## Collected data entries
>>>

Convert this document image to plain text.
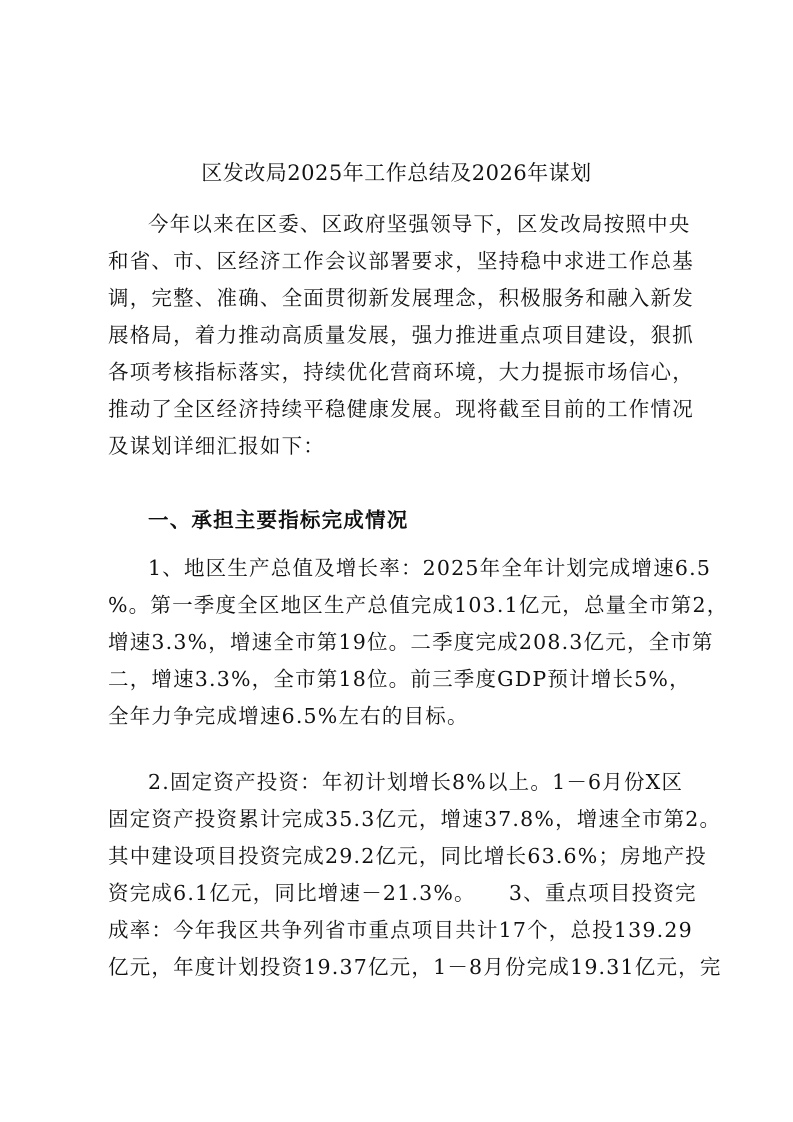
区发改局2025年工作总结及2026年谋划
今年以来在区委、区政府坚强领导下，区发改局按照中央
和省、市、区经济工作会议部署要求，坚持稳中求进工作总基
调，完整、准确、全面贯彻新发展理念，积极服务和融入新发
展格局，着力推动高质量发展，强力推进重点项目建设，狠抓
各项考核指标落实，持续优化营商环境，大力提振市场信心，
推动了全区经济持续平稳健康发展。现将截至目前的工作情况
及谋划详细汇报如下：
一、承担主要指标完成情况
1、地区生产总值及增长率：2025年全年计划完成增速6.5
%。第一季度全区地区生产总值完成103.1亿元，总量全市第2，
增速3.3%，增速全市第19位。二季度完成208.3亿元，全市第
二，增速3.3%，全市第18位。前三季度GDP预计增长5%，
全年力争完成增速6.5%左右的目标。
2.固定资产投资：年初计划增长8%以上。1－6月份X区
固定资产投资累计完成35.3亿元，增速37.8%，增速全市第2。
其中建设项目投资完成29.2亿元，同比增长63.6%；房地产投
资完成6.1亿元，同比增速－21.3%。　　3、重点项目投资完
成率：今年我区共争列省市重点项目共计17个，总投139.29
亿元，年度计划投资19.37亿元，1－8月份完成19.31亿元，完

<<<

## Your goal
Write out the material above again, word for word, minus its pictures.

## Result
Convert this document image to plain text.
区发改局2025年工作总结及2026年谋划
今年以来在区委、区政府坚强领导下，区发改局按照中央
和省、市、区经济工作会议部署要求，坚持稳中求进工作总基
调，完整、准确、全面贯彻新发展理念，积极服务和融入新发
展格局，着力推动高质量发展，强力推进重点项目建设，狠抓
各项考核指标落实，持续优化营商环境，大力提振市场信心，
推动了全区经济持续平稳健康发展。现将截至目前的工作情况
及谋划详细汇报如下：
一、承担主要指标完成情况
1、地区生产总值及增长率：2025年全年计划完成增速6.5
%。第一季度全区地区生产总值完成103.1亿元，总量全市第2，
增速3.3%，增速全市第19位。二季度完成208.3亿元，全市第
二，增速3.3%，全市第18位。前三季度GDP预计增长5%，
全年力争完成增速6.5%左右的目标。
2.固定资产投资：年初计划增长8%以上。1－6月份X区
固定资产投资累计完成35.3亿元，增速37.8%，增速全市第2。
其中建设项目投资完成29.2亿元，同比增长63.6%；房地产投
资完成6.1亿元，同比增速－21.3%。　　3、重点项目投资完
成率：今年我区共争列省市重点项目共计17个，总投139.29
亿元，年度计划投资19.37亿元，1－8月份完成19.31亿元，完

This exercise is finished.